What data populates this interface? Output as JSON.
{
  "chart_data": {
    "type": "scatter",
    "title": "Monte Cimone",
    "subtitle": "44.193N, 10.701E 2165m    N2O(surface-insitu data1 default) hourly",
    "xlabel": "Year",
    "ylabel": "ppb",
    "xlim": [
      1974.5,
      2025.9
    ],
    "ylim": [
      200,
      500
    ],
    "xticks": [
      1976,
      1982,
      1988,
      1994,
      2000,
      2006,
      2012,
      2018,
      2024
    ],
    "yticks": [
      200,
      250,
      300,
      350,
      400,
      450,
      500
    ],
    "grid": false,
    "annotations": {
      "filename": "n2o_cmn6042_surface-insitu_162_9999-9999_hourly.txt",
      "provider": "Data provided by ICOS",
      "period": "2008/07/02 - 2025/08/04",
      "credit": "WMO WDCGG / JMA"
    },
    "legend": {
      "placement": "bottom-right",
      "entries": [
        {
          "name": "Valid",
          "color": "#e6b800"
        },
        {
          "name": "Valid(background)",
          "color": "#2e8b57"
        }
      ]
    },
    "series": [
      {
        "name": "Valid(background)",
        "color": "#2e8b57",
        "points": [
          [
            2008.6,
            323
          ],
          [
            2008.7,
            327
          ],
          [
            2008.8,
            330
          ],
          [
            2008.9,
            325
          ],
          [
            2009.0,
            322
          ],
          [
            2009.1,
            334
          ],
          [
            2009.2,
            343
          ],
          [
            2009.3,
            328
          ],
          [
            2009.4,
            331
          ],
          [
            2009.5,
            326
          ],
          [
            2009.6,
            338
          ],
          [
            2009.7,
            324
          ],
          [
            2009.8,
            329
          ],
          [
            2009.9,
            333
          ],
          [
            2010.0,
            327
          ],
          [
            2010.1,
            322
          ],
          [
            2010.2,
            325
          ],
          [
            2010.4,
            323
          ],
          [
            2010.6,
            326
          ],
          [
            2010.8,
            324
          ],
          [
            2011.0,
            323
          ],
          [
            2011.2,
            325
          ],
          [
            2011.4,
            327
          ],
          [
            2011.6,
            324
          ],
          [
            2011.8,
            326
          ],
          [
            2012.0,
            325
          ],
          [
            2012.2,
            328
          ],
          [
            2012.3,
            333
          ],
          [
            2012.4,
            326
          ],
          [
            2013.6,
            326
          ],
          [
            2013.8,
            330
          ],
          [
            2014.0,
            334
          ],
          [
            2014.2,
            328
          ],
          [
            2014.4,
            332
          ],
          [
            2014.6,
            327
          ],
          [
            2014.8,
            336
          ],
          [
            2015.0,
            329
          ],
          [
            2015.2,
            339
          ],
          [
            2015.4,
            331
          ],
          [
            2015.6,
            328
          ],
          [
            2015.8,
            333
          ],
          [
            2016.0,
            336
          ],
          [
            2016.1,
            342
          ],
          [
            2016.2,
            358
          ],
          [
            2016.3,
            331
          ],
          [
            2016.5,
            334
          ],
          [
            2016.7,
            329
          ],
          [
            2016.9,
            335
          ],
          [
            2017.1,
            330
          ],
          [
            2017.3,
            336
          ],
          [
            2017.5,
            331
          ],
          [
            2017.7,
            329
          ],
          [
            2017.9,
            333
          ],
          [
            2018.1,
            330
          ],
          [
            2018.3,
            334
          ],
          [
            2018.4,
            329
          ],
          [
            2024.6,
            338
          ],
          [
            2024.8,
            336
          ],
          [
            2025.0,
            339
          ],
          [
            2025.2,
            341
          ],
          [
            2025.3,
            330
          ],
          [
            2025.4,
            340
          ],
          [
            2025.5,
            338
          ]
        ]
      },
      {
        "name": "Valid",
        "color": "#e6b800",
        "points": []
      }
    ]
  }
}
* * * * * * *
**Problem:**
Copy every line in the listing above where the string "color" turns up.

**Response to the exercise:**
          "color": "#e6b800"
          "color": "#2e8b57"
        "color": "#2e8b57",
        "color": "#e6b800",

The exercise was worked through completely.